Exercise aim: Collect each line holding the string "Cache".

Recorded information:
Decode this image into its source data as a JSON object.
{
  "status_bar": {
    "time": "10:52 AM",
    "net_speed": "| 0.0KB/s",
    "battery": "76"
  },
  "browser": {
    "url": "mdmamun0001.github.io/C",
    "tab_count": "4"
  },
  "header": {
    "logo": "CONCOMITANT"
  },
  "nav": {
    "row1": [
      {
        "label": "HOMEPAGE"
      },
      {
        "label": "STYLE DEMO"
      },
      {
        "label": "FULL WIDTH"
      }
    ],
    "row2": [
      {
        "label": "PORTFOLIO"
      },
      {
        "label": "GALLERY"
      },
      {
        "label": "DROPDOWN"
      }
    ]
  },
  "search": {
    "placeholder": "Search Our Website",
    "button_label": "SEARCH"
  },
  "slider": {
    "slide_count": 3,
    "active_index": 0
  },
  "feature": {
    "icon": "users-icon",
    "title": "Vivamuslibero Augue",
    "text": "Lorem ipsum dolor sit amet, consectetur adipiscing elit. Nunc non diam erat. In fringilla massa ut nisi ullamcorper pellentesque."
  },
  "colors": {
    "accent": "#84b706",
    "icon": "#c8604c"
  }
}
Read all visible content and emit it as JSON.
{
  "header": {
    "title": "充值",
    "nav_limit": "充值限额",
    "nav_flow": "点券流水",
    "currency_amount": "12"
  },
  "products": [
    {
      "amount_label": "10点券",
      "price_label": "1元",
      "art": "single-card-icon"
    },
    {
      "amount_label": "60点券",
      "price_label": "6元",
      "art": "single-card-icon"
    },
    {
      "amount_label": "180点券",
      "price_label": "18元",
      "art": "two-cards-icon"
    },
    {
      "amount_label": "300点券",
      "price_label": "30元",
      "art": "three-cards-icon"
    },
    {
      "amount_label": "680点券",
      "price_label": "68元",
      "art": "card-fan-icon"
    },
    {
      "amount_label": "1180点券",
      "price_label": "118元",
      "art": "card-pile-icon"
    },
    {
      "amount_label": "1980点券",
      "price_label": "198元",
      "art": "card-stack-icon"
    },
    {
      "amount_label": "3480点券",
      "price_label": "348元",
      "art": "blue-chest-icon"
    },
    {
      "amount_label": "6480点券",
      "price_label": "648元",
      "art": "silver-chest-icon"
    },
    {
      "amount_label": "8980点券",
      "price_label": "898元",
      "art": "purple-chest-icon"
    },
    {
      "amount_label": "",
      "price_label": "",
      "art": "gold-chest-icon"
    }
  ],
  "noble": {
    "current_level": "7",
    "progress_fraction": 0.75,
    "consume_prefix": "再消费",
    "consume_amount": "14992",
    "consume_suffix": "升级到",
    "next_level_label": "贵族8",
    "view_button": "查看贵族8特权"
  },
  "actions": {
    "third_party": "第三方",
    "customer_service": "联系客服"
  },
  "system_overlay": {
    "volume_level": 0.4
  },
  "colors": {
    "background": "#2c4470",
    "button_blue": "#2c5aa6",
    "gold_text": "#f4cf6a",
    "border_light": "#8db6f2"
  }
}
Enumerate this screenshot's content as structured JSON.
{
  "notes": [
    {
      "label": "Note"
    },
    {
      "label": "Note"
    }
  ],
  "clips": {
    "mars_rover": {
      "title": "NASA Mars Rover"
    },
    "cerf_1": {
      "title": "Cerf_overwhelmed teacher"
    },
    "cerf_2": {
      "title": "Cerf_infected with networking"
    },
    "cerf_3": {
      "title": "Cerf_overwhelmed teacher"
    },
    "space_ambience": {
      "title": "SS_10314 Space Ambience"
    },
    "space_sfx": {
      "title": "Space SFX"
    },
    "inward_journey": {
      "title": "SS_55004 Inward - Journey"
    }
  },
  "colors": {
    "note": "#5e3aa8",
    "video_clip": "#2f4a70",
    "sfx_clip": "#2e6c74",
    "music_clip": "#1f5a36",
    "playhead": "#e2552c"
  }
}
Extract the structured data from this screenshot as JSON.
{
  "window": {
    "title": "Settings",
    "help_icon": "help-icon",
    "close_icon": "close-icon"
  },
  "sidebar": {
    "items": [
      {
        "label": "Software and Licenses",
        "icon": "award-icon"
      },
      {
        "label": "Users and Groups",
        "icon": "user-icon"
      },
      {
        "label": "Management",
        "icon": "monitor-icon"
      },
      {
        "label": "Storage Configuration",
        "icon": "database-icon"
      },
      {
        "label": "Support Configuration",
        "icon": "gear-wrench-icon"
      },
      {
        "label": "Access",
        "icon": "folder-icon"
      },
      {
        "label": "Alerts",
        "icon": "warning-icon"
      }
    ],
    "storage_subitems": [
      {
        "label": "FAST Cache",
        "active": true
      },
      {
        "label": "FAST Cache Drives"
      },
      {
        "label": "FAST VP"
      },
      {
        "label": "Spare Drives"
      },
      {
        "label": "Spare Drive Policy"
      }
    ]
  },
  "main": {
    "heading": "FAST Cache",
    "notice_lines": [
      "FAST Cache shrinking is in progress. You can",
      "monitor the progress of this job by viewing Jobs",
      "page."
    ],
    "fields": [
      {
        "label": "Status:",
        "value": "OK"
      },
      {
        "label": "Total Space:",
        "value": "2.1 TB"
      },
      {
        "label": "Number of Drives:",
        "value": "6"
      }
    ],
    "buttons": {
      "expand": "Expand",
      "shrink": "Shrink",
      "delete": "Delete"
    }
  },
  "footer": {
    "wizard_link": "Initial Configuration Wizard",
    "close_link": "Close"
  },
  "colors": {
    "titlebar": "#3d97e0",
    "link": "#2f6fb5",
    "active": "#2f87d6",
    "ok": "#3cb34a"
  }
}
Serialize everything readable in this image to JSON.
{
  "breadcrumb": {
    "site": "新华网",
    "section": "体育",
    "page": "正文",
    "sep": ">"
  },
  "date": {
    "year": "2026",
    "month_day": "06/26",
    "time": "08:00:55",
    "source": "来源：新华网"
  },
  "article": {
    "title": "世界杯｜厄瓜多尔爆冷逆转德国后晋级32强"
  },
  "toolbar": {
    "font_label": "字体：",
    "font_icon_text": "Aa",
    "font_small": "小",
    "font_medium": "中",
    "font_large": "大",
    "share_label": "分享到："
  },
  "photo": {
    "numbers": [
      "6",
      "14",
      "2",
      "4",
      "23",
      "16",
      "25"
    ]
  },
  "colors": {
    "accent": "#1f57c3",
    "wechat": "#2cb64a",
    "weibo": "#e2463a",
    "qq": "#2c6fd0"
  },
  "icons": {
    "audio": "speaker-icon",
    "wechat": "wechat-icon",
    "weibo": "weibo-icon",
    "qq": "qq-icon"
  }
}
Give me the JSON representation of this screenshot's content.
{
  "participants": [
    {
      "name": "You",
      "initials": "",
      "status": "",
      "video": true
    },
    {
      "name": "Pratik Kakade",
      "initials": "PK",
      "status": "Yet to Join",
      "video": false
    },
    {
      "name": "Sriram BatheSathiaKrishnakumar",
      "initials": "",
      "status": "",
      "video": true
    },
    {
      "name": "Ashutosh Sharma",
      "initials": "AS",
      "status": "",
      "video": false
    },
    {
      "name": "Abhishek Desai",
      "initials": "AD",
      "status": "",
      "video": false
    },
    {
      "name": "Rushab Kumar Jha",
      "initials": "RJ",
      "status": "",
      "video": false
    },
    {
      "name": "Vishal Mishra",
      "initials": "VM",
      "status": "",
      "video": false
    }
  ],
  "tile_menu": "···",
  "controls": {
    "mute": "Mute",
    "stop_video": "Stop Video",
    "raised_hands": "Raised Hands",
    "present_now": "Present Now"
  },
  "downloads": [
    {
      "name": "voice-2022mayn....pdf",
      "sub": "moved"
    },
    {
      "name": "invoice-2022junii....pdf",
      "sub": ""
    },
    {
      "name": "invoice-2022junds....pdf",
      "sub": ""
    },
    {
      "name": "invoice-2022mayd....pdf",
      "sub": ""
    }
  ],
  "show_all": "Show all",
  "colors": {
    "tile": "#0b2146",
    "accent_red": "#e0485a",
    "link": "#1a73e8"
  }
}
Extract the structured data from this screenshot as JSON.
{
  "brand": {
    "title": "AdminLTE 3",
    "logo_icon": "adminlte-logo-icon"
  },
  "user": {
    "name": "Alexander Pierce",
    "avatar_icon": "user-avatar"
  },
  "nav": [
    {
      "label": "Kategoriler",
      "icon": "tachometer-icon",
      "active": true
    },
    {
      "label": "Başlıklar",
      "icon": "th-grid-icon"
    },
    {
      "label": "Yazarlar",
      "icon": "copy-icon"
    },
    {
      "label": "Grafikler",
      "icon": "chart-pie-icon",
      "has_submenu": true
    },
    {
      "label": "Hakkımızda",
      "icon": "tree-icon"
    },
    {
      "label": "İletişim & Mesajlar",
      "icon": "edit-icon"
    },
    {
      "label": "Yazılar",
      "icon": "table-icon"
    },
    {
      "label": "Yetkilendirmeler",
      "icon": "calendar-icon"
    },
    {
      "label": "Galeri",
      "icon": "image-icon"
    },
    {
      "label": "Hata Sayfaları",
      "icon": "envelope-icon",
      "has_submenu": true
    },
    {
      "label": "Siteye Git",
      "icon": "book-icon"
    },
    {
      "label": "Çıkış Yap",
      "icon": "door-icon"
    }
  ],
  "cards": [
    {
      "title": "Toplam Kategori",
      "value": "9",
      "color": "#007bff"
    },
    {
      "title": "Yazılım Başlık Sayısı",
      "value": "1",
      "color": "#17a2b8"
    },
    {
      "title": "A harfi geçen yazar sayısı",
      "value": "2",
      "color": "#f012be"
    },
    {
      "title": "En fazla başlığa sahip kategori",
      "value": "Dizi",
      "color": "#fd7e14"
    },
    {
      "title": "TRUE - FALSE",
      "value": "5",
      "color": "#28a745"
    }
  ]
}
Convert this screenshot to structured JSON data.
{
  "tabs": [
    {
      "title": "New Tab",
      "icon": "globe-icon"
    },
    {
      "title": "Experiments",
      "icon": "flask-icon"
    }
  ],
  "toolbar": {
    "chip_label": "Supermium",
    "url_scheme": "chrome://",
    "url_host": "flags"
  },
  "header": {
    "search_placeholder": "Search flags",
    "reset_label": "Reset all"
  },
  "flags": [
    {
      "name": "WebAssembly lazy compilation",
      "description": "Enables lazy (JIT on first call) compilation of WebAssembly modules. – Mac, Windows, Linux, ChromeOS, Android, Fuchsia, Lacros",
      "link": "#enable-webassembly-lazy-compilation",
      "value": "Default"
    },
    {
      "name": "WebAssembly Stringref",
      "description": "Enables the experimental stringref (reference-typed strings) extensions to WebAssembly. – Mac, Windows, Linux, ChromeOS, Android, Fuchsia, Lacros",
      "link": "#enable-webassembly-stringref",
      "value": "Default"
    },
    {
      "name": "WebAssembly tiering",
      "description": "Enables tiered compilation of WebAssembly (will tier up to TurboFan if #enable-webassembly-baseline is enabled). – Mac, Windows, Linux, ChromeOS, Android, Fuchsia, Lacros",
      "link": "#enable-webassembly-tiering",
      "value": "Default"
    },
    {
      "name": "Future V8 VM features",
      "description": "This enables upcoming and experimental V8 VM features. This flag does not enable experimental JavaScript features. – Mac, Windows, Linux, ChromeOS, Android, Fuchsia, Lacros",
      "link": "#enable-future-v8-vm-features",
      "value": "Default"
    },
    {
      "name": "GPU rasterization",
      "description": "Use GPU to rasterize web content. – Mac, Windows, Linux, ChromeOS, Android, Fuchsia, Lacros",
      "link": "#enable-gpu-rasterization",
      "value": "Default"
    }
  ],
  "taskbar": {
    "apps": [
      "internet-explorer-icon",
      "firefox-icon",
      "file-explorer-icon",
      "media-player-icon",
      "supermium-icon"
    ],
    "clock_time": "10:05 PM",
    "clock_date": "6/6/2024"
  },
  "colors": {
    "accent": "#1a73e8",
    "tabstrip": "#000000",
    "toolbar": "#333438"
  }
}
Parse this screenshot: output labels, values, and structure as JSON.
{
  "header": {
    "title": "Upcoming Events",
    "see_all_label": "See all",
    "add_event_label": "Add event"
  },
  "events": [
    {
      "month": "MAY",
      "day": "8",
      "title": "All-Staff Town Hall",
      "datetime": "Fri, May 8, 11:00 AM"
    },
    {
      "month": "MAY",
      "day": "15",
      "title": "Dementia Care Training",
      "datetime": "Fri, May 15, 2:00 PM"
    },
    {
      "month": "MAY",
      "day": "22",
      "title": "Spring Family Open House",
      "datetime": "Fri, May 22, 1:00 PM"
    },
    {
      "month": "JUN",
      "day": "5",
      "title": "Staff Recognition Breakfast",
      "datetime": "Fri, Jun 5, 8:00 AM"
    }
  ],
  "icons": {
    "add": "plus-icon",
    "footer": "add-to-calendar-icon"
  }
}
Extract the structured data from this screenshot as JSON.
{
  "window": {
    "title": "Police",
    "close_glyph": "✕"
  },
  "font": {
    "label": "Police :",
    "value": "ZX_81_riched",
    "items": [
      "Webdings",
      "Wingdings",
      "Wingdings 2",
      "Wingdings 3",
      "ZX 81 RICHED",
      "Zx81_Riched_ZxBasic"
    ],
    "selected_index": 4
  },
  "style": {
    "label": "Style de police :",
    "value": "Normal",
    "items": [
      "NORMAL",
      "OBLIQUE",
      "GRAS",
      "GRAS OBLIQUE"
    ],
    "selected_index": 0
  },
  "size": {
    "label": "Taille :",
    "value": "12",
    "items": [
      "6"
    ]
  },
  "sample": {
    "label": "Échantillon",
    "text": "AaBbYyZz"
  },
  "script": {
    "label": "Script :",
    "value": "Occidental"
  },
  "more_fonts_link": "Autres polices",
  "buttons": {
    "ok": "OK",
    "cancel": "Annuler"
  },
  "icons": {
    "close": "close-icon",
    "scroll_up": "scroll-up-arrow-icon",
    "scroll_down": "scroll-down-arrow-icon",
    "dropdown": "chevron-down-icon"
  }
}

Result for this exercise:
        "label": "FAST Cache",
        "label": "FAST Cache Drives"
    "heading": "FAST Cache",
      "FAST Cache shrinking is in progress. You can",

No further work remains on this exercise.